REQUIRED TASK | Find every line in the records below that holds the word "high" and copy it.

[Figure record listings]
============
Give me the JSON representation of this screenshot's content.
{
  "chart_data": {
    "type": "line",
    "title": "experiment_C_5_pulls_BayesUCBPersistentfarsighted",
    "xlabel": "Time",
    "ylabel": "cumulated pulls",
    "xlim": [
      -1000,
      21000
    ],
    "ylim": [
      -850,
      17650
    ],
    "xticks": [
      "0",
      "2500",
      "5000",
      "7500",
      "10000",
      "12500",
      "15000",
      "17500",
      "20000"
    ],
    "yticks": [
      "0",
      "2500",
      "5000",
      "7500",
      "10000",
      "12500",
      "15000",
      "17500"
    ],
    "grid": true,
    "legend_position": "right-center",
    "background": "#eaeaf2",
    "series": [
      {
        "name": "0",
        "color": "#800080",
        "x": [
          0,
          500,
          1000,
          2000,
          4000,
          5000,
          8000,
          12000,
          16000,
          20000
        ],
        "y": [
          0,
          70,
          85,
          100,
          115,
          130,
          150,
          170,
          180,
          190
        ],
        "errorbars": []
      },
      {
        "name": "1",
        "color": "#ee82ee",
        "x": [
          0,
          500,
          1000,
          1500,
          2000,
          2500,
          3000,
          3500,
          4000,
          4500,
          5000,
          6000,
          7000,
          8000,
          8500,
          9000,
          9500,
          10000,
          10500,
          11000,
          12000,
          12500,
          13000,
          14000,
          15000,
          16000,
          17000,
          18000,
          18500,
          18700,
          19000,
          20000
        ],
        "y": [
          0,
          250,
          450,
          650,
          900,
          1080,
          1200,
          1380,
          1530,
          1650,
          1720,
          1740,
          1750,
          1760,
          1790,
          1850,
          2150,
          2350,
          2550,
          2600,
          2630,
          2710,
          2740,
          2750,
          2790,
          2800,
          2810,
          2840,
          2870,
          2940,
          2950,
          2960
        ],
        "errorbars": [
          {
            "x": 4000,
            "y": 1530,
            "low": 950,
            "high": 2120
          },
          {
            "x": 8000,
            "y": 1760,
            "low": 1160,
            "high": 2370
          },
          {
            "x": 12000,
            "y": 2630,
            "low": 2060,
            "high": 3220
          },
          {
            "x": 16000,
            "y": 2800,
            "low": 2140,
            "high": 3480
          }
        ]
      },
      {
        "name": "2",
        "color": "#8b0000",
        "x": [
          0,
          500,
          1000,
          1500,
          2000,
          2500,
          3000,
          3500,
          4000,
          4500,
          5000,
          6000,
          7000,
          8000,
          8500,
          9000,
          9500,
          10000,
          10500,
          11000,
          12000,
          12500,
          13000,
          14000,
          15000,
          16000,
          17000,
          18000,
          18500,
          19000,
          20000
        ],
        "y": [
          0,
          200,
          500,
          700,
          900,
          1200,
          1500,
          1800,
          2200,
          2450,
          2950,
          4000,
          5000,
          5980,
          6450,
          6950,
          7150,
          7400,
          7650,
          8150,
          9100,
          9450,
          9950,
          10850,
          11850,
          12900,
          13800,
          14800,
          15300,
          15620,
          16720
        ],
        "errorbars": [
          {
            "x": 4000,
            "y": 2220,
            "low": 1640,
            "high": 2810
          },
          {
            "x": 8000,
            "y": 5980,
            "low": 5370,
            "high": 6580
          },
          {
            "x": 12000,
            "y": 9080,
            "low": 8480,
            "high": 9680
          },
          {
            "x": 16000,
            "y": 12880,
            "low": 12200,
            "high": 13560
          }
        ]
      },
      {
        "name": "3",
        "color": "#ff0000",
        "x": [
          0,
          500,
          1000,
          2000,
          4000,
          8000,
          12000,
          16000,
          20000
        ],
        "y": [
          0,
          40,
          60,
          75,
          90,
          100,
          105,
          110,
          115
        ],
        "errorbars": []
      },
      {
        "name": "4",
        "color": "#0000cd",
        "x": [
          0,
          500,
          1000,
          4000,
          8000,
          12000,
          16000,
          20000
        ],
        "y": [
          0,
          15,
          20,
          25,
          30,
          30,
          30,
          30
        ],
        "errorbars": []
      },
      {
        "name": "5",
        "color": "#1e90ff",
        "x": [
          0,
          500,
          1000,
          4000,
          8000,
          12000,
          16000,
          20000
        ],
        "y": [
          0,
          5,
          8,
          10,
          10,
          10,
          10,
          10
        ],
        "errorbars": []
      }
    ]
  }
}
============
TASK RESULT |
            "high": 2120
            "high": 2370
            "high": 3220
            "high": 3480
            "high": 2810
            "high": 6580
            "high": 9680
            "high": 13560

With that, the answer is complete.